__GIVEN PROBLEM__: Quote the items from the line with "Identify all the" to the line with "Text: Cl: Cl xyxy=(39,111,50,121)", both included, leaving the pictures out of your answer.

__EXTRACTED RECORDS__:
----------------

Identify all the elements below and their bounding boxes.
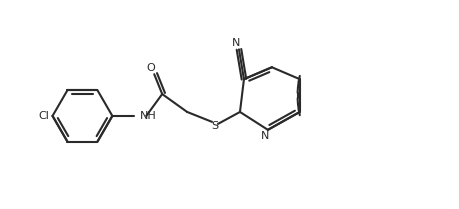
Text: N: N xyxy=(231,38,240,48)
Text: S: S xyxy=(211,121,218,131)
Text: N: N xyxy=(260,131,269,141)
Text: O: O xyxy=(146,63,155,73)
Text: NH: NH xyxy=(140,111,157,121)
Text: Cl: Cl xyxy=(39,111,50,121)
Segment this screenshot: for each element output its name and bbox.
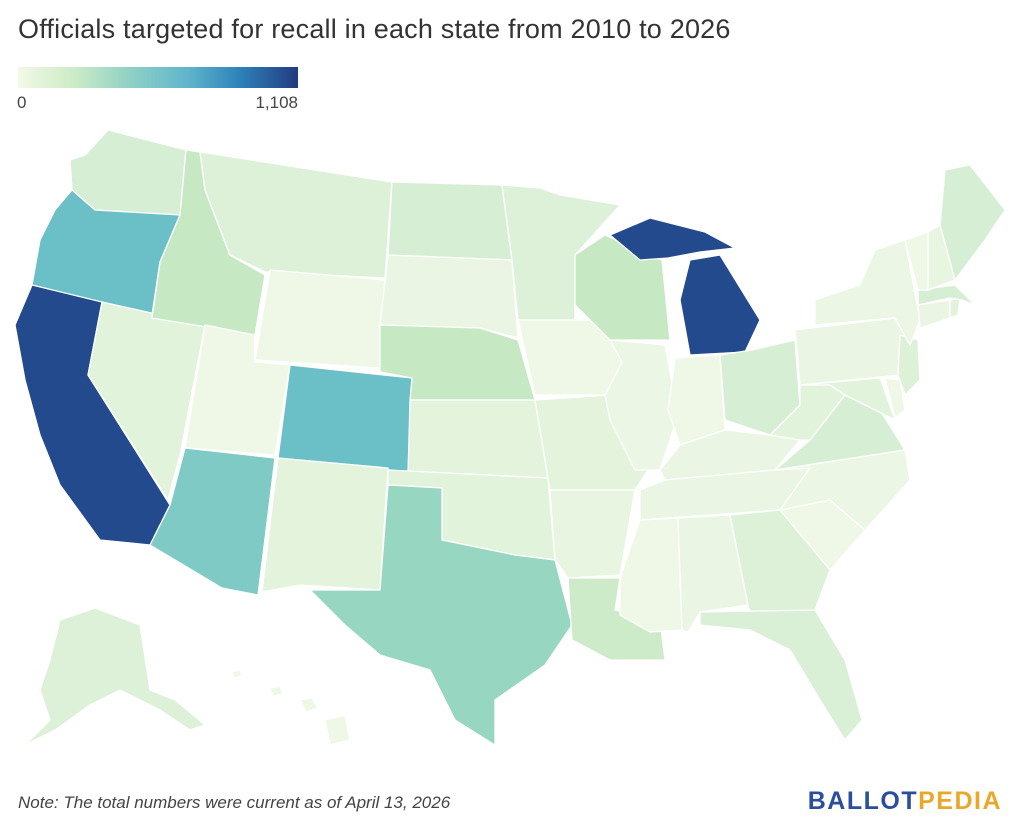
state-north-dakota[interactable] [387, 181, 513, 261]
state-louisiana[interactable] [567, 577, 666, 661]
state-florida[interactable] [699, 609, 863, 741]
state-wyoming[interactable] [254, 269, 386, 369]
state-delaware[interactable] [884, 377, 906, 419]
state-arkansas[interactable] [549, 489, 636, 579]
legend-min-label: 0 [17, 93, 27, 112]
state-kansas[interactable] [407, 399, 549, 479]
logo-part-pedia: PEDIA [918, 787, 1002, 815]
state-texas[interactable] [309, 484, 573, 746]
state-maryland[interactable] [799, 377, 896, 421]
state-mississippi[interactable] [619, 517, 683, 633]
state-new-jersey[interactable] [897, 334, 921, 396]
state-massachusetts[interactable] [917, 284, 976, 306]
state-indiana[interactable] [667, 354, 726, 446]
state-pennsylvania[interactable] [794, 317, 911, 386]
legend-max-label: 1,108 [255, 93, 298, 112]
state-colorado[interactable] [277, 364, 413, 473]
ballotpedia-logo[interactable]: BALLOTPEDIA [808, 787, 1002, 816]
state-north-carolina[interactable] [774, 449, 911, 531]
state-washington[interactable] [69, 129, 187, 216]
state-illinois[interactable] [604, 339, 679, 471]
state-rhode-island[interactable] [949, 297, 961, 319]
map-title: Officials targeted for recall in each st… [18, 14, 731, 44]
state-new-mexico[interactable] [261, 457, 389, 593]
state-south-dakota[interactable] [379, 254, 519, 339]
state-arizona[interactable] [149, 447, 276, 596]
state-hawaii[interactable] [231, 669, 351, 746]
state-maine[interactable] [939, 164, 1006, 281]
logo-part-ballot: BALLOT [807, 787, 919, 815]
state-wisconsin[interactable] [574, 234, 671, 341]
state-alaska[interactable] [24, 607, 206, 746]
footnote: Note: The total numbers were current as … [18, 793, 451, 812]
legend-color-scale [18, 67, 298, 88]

----------------

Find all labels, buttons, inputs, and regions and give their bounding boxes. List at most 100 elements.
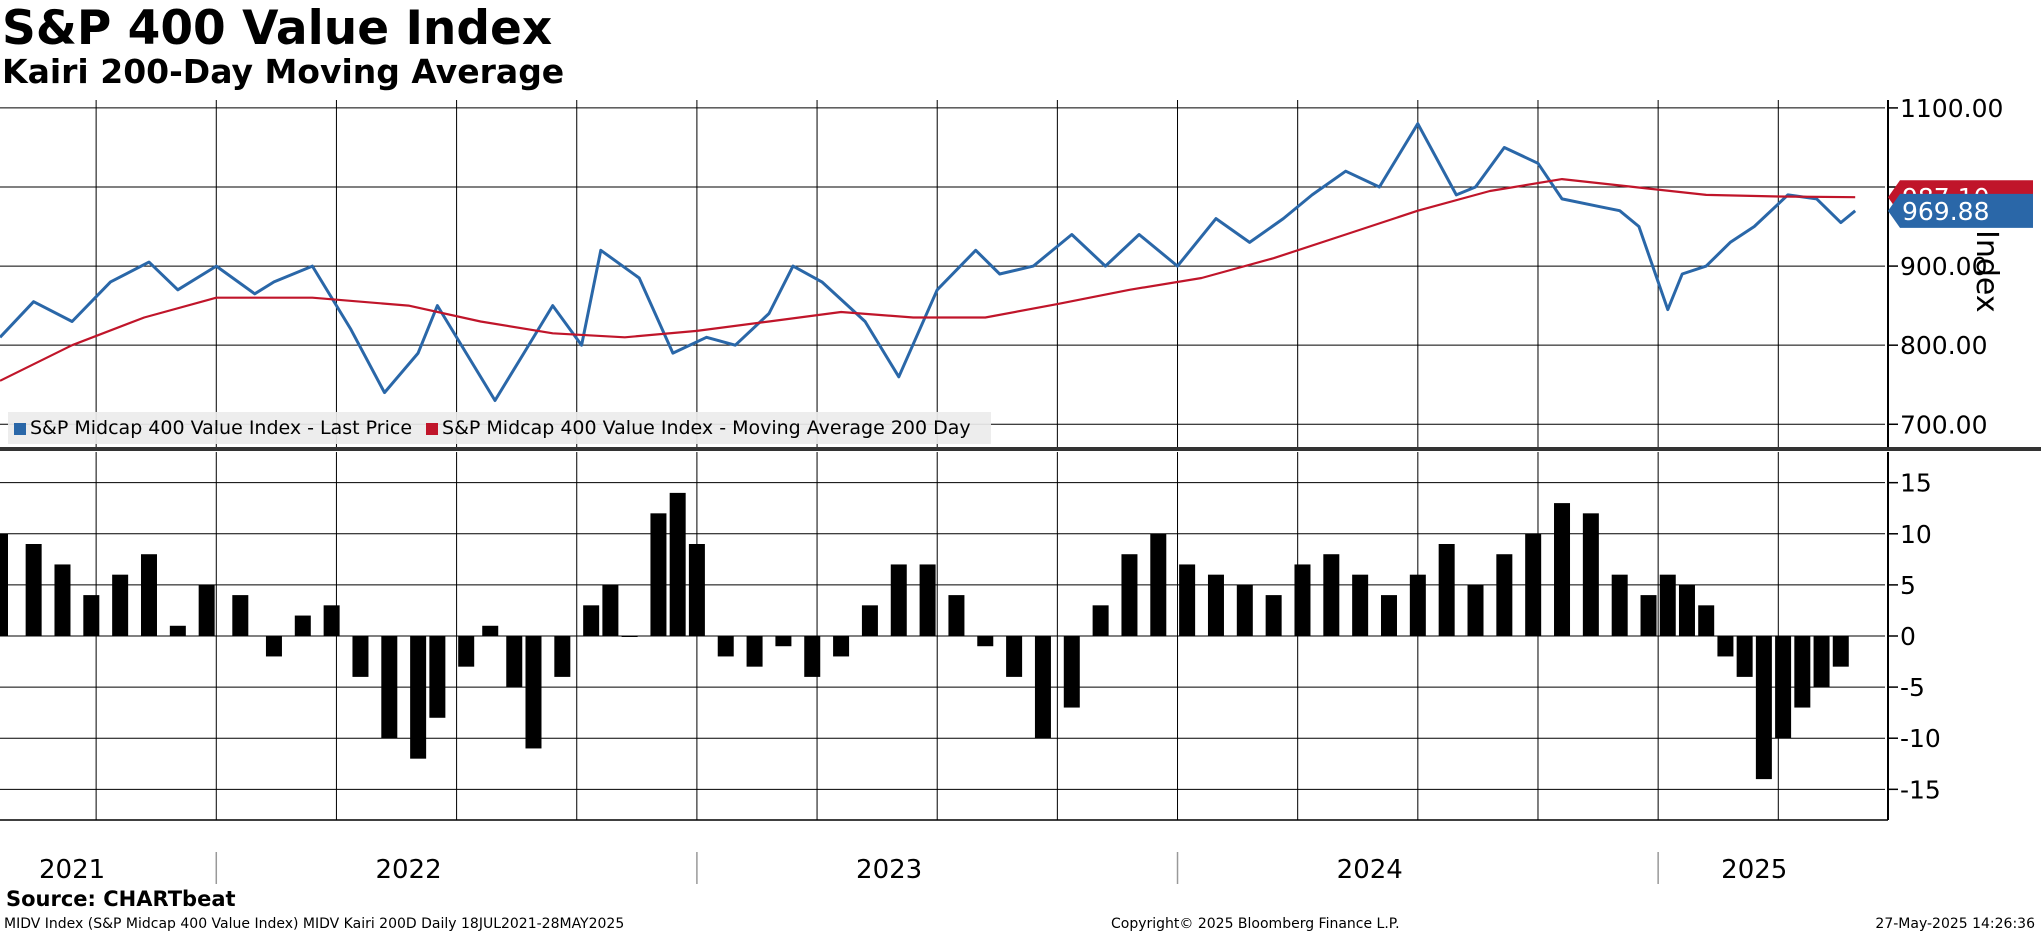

----------------

__OUTPUT__:
Identify all the elements below and their bounding boxes.
Text: N: N xyxy=(231,38,240,48)
Text: S: S xyxy=(211,121,218,131)
Text: N: N xyxy=(260,131,269,141)
Text: O: O xyxy=(146,63,155,73)
Text: NH: NH xyxy=(140,111,157,121)
Text: Cl: Cl xyxy=(39,111,50,121)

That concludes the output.